■ **WORK REQUIRED**: Copy out every record below with complete accuracy.

>> Begin

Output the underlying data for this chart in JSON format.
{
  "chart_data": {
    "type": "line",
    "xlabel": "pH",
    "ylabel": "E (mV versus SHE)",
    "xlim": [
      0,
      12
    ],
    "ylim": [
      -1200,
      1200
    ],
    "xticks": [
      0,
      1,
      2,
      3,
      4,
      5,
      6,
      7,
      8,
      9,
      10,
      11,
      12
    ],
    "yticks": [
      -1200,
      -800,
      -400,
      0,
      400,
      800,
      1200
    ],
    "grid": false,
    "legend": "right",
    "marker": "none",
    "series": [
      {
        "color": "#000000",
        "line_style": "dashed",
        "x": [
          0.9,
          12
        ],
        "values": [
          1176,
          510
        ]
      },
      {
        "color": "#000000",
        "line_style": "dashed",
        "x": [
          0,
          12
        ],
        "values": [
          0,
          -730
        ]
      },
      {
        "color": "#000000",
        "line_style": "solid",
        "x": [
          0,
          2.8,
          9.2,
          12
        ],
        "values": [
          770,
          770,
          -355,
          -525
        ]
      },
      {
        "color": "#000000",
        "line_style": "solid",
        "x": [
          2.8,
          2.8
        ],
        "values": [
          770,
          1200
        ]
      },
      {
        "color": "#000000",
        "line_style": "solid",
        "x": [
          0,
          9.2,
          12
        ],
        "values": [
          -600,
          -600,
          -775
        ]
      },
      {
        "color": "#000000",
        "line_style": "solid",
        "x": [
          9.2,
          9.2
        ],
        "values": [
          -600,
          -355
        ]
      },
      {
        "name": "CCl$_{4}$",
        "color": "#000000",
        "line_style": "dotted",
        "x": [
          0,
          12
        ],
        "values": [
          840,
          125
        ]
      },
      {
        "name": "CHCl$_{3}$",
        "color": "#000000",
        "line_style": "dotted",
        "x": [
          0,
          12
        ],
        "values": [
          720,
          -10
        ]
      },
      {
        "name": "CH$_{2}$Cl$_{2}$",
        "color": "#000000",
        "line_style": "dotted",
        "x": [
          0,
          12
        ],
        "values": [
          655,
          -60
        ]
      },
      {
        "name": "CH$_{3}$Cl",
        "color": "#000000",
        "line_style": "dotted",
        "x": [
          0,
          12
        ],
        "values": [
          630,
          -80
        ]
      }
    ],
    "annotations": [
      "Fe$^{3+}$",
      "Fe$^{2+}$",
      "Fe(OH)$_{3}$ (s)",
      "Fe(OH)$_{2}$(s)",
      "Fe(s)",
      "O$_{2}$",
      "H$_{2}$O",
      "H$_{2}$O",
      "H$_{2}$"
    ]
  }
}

>> End

■ **IN RESPONSE**:
Output the underlying data for this chart in JSON format.
{
  "chart_data": {
    "type": "line",
    "xlabel": "pH",
    "ylabel": "E (mV versus SHE)",
    "xlim": [
      0,
      12
    ],
    "ylim": [
      -1200,
      1200
    ],
    "xticks": [
      0,
      1,
      2,
      3,
      4,
      5,
      6,
      7,
      8,
      9,
      10,
      11,
      12
    ],
    "yticks": [
      -1200,
      -800,
      -400,
      0,
      400,
      800,
      1200
    ],
    "grid": false,
    "legend": "right",
    "marker": "none",
    "series": [
      {
        "color": "#000000",
        "line_style": "dashed",
        "x": [
          0.9,
          12
        ],
        "values": [
          1176,
          510
        ]
      },
      {
        "color": "#000000",
        "line_style": "dashed",
        "x": [
          0,
          12
        ],
        "values": [
          0,
          -730
        ]
      },
      {
        "color": "#000000",
        "line_style": "solid",
        "x": [
          0,
          2.8,
          9.2,
          12
        ],
        "values": [
          770,
          770,
          -355,
          -525
        ]
      },
      {
        "color": "#000000",
        "line_style": "solid",
        "x": [
          2.8,
          2.8
        ],
        "values": [
          770,
          1200
        ]
      },
      {
        "color": "#000000",
        "line_style": "solid",
        "x": [
          0,
          9.2,
          12
        ],
        "values": [
          -600,
          -600,
          -775
        ]
      },
      {
        "color": "#000000",
        "line_style": "solid",
        "x": [
          9.2,
          9.2
        ],
        "values": [
          -600,
          -355
        ]
      },
      {
        "name": "CCl$_{4}$",
        "color": "#000000",
        "line_style": "dotted",
        "x": [
          0,
          12
        ],
        "values": [
          840,
          125
        ]
      },
      {
        "name": "CHCl$_{3}$",
        "color": "#000000",
        "line_style": "dotted",
        "x": [
          0,
          12
        ],
        "values": [
          720,
          -10
        ]
      },
      {
        "name": "CH$_{2}$Cl$_{2}$",
        "color": "#000000",
        "line_style": "dotted",
        "x": [
          0,
          12
        ],
        "values": [
          655,
          -60
        ]
      },
      {
        "name": "CH$_{3}$Cl",
        "color": "#000000",
        "line_style": "dotted",
        "x": [
          0,
          12
        ],
        "values": [
          630,
          -80
        ]
      }
    ],
    "annotations": [
      "Fe$^{3+}$",
      "Fe$^{2+}$",
      "Fe(OH)$_{3}$ (s)",
      "Fe(OH)$_{2}$(s)",
      "Fe(s)",
      "O$_{2}$",
      "H$_{2}$O",
      "H$_{2}$O",
      "H$_{2}$"
    ]
  }
}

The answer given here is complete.